**ВЫБРАННЫЙ ТЕКСТ:**
Отмечал профессора Гильдебрандта как искусного и опытного хирурга, но вспоминал тут же, что был Гильдебрандт гнуса» и курил постоянно сигарку, так как страдал хроническим насморком.
Вспоминал, что фармаколог Котельницкий по рассеянности и слабому зрению вместо «кожицы придают клещевинному маслу горький вкус» читал «китайцы придают…» — выходило смешно. Что профессор естественной истории Ловецкий перепутал однажды органы петуха и курицы…
Велик соблазн, зацепившись за эти высказывания Пирогова, представить его учителей в основном косными и невежественными, показать, как «из ничего» вырос великий хирург. Но правда не позволяет ограничиваться пироговскими характеристиками.
Пирогов и сам чувствовал несправедливость своих оценок. Он сослался на снедавшую его болезнь: «…Университетская жизнь в Москве и Дерпте писана мною… в дни страданий. Dies illае, dies irae[2]».
То ли и впрямь ожесточили его страдания?..
То ли так устроена стариковская память, что всего легче всплывают в ней на поверхность занимательные эпизоды и курьезы? Ведь и на самом деле слишком много было курьезов в те далекие дни, когда химию в университете читали, не показывая опытов, физику — не демонстрируя приборов, когда всякий профессор выбирал тему, какую ему заблагорассудится, а рядом с большим ученым взбирался на кафедру тоже именуемый профессором человечек, так и не выучивший русский язык и уже подзабывший свой немецкий, — взбирался и бубнил по-латыни текст из скучной, опухшей от старости книжки.

Записи набора данных
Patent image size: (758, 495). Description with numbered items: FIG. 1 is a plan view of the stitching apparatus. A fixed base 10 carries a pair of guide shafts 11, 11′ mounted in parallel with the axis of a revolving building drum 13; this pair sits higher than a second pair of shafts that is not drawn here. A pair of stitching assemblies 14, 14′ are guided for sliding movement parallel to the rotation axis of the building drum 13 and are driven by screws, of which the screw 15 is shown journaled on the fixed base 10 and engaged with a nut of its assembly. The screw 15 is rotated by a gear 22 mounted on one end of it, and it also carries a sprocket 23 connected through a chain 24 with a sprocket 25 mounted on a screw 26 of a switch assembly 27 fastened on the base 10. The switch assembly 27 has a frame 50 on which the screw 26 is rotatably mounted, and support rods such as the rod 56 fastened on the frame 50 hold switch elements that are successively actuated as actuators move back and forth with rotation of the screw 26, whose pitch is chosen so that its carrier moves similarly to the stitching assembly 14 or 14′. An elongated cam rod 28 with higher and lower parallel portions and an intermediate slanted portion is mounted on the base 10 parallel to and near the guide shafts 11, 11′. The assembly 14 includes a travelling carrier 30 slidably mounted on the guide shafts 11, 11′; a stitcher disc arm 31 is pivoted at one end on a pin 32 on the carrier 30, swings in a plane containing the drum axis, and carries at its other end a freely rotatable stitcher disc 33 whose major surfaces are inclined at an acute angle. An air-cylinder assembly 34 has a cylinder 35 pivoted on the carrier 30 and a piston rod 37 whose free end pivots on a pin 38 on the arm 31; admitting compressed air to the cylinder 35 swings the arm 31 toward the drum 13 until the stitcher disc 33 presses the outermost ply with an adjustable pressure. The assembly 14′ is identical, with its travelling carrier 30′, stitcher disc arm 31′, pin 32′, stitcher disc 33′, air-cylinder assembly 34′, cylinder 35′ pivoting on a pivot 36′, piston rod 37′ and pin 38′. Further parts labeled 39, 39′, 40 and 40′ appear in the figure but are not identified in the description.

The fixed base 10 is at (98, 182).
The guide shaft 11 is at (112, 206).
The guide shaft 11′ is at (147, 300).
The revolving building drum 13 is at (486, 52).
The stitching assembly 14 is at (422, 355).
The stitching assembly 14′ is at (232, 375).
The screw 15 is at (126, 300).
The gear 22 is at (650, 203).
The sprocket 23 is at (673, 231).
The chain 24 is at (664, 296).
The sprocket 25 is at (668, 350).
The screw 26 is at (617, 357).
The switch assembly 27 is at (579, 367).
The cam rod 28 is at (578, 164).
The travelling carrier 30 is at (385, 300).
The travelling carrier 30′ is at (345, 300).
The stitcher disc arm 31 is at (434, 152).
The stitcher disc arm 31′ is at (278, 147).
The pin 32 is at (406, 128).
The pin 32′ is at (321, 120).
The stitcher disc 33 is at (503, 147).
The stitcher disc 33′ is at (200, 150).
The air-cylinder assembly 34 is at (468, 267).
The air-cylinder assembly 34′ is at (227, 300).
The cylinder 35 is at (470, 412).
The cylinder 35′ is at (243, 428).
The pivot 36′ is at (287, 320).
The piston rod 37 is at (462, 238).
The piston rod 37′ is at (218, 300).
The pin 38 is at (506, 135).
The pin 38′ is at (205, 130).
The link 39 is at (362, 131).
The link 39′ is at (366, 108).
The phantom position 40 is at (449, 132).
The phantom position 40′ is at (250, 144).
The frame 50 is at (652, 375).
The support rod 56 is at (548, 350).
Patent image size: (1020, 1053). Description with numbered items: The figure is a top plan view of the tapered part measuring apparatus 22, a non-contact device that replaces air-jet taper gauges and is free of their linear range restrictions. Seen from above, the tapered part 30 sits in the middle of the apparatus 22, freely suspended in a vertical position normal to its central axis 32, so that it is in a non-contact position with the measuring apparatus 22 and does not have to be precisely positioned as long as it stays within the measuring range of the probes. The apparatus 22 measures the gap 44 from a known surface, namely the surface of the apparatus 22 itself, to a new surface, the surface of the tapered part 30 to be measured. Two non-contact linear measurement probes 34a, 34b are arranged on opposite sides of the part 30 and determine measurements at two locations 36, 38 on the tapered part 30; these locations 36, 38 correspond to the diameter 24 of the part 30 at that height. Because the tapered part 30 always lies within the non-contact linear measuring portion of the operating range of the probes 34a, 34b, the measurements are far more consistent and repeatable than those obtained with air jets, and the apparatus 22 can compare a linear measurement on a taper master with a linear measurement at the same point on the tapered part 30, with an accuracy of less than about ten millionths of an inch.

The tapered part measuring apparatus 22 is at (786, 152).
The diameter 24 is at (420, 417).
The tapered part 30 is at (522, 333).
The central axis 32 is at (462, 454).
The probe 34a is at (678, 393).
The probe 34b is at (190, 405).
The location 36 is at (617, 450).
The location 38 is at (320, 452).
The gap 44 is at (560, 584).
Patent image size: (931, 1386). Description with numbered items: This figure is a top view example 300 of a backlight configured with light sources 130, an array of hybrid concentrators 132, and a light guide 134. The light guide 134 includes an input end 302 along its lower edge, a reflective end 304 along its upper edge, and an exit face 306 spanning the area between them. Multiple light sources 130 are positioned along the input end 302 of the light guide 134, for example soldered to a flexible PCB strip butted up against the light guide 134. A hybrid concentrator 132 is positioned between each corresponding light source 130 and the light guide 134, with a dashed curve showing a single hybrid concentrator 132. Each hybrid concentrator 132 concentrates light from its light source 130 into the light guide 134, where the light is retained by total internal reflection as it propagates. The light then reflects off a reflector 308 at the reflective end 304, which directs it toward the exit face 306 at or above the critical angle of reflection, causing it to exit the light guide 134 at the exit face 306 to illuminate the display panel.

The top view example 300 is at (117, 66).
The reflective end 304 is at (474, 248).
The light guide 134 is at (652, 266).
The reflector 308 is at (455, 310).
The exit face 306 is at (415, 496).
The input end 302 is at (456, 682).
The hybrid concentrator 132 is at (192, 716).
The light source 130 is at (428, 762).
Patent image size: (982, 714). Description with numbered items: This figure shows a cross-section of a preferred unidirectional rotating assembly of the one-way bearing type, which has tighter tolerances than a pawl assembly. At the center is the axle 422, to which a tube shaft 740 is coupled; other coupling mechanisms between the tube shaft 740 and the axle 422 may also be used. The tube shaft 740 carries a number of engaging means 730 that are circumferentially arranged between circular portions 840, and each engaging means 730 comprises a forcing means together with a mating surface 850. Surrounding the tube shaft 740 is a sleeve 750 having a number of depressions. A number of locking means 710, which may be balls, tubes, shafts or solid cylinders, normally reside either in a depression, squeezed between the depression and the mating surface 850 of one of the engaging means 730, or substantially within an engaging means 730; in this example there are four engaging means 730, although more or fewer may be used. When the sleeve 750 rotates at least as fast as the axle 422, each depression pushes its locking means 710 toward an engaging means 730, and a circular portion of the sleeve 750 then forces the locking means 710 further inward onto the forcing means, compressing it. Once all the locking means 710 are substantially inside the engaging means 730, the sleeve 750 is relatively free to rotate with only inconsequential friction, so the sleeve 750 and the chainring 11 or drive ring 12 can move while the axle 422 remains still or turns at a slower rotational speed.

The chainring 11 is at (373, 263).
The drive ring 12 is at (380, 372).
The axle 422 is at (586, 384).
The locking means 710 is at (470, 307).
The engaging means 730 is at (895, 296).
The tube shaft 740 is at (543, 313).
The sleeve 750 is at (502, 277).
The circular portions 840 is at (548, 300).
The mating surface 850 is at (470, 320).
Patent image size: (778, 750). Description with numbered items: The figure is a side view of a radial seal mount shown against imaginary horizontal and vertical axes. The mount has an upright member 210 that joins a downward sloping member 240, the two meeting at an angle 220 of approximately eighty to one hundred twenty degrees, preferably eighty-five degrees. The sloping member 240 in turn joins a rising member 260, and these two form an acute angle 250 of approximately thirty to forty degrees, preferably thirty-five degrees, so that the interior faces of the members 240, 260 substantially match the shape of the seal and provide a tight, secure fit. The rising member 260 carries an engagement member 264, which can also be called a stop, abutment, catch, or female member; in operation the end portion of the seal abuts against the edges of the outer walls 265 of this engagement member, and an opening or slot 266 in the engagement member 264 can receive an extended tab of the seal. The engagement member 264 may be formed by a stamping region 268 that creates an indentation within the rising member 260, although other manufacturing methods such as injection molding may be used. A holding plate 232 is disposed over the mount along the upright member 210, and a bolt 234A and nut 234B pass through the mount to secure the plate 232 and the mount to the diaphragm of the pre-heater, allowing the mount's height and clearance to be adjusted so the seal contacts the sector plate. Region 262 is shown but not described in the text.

**ОБЯЗАТЕЛЬНЫЕ ЗАДАНИЯ:**
1. Ответьте по тексту о Пирогове на вопросы:
(a) Что читал фармаколог Котельницкий вместо «кожицы придают клещевинному маслу горький вкус»?
(b) Что однажды перепутал профессор естественной истории Ловецкий?
(c) На что сослался Пирогов, признавая несправедливость своих оценок?
2. Согласуются ли с текстом о Пирогове следующие утверждения? Для каждого ответьте «да» или «нет» и приведите решающие слова текста.
(a) Гильдебрандт постоянно курил сигарку из-за хронического насморка.
(b) Котельницкий ошибался при чтении из-за плохого слуха.
(c) Химию в университете читали, показывая опыты.
3. Допишите продолжение текста о Пирогове, начиная после его последнего предложения.

**ОТВЕТЫ ПО НОМЕРАМ:**
1.
(a) «китайцы придают…»
(b) Органы петуха и курицы.
(c) На снедавшую его болезнь.

2.
(a) Да: «курил постоянно сигарку, так как страдал хроническим насморком».
(b) Нет: «по рассеянности и слабому зрению».
(c) Нет: «химию в университете читали, не показывая опытов».

3.
Сегодняшнее и вчерашнее жило в учителях Пирогова. И сегодняшнее, а подчас и завтрашнее в них наталкивалось на вчерашнее в жизни, в науке, в университетском преподавании.
Лодер препарировал трупы, он зажег в Пирогове любовь к анатомии. Но студент Пирогов изучал анатомию по картинкам и не вскрыл ни одного трупа. Мудров ратовал за практику, не уставал говорить о врачебном опыте. Но студент Пирогов написал всего одну историю болезни единожды виденного больного. Мухину не трудно было в лекциях перескакивать с одного предмета на другой: множество знаний накопил он в больнице и у операционного стола. Но студент Пирогов за годы учения не сделал ни одной операции, даже кровопускания; он только описывал операции в тетради. Прав, наверное, и академик Бурденко, объясняя пироговские жестокие оценки «сожалением старика о даром и непроизводительно потерянном времени в молодости».
И все же так ли уж даром, так ли уж безнадежно было потеряно время?
Тогда почему, едва окончив университет, едва получив возможность перейти от умозрительного постижения наук к практике, Пирогов тотчас показал себя самостоятельным зрелым работником?